Set problem
Write the data out again, exactly as given.
####################
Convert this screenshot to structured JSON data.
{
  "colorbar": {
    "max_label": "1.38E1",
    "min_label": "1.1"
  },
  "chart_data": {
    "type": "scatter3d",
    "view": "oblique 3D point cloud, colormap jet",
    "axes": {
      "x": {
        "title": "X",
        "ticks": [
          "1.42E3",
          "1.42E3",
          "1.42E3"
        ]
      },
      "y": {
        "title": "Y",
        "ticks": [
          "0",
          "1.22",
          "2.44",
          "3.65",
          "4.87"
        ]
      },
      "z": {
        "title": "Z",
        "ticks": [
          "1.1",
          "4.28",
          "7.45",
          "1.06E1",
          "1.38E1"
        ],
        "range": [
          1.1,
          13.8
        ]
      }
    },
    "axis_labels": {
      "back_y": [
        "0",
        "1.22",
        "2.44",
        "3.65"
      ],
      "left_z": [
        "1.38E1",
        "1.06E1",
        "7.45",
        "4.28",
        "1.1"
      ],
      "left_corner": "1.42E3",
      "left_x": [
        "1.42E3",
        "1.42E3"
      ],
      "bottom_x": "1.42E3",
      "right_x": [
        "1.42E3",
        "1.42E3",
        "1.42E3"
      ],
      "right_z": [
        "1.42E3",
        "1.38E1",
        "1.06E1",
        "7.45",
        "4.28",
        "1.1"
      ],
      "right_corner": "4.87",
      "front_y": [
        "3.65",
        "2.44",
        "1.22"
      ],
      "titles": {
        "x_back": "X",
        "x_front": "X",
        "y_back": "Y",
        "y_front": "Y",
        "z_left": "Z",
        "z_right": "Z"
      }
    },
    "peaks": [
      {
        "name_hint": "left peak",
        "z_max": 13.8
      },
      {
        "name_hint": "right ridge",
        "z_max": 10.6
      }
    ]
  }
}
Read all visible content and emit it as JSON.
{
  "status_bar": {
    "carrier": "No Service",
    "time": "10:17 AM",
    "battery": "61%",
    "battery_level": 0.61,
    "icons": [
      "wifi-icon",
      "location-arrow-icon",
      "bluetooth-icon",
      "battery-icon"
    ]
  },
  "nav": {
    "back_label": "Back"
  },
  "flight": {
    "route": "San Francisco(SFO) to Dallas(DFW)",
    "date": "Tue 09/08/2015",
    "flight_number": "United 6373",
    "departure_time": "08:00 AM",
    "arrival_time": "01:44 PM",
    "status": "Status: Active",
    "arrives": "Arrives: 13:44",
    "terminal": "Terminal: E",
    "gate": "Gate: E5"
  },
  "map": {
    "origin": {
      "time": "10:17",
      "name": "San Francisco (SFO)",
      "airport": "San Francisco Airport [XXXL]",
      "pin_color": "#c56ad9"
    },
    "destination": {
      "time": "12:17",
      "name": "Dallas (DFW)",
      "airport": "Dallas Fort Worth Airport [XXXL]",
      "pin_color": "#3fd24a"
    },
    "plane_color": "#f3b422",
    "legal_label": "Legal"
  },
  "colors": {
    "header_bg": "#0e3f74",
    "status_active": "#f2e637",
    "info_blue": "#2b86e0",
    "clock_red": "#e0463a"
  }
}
####################
Final result
Convert this screenshot to structured JSON data.
{
  "colorbar": {
    "max_label": "1.38E1",
    "min_label": "1.1"
  },
  "chart_data": {
    "type": "scatter3d",
    "view": "oblique 3D point cloud, colormap jet",
    "axes": {
      "x": {
        "title": "X",
        "ticks": [
          "1.42E3",
          "1.42E3",
          "1.42E3"
        ]
      },
      "y": {
        "title": "Y",
        "ticks": [
          "0",
          "1.22",
          "2.44",
          "3.65",
          "4.87"
        ]
      },
      "z": {
        "title": "Z",
        "ticks": [
          "1.1",
          "4.28",
          "7.45",
          "1.06E1",
          "1.38E1"
        ],
        "range": [
          1.1,
          13.8
        ]
      }
    },
    "axis_labels": {
      "back_y": [
        "0",
        "1.22",
        "2.44",
        "3.65"
      ],
      "left_z": [
        "1.38E1",
        "1.06E1",
        "7.45",
        "4.28",
        "1.1"
      ],
      "left_corner": "1.42E3",
      "left_x": [
        "1.42E3",
        "1.42E3"
      ],
      "bottom_x": "1.42E3",
      "right_x": [
        "1.42E3",
        "1.42E3",
        "1.42E3"
      ],
      "right_z": [
        "1.42E3",
        "1.38E1",
        "1.06E1",
        "7.45",
        "4.28",
        "1.1"
      ],
      "right_corner": "4.87",
      "front_y": [
        "3.65",
        "2.44",
        "1.22"
      ],
      "titles": {
        "x_back": "X",
        "x_front": "X",
        "y_back": "Y",
        "y_front": "Y",
        "z_left": "Z",
        "z_right": "Z"
      }
    },
    "peaks": [
      {
        "name_hint": "left peak",
        "z_max": 13.8
      },
      {
        "name_hint": "right ridge",
        "z_max": 10.6
      }
    ]
  }
}
Read all visible content and emit it as JSON.
{
  "status_bar": {
    "carrier": "No Service",
    "time": "10:17 AM",
    "battery": "61%",
    "battery_level": 0.61,
    "icons": [
      "wifi-icon",
      "location-arrow-icon",
      "bluetooth-icon",
      "battery-icon"
    ]
  },
  "nav": {
    "back_label": "Back"
  },
  "flight": {
    "route": "San Francisco(SFO) to Dallas(DFW)",
    "date": "Tue 09/08/2015",
    "flight_number": "United 6373",
    "departure_time": "08:00 AM",
    "arrival_time": "01:44 PM",
    "status": "Status: Active",
    "arrives": "Arrives: 13:44",
    "terminal": "Terminal: E",
    "gate": "Gate: E5"
  },
  "map": {
    "origin": {
      "time": "10:17",
      "name": "San Francisco (SFO)",
      "airport": "San Francisco Airport [XXXL]",
      "pin_color": "#c56ad9"
    },
    "destination": {
      "time": "12:17",
      "name": "Dallas (DFW)",
      "airport": "Dallas Fort Worth Airport [XXXL]",
      "pin_color": "#3fd24a"
    },
    "plane_color": "#f3b422",
    "legal_label": "Legal"
  },
  "colors": {
    "header_bg": "#0e3f74",
    "status_active": "#f2e637",
    "info_blue": "#2b86e0",
    "clock_red": "#e0463a"
  }
}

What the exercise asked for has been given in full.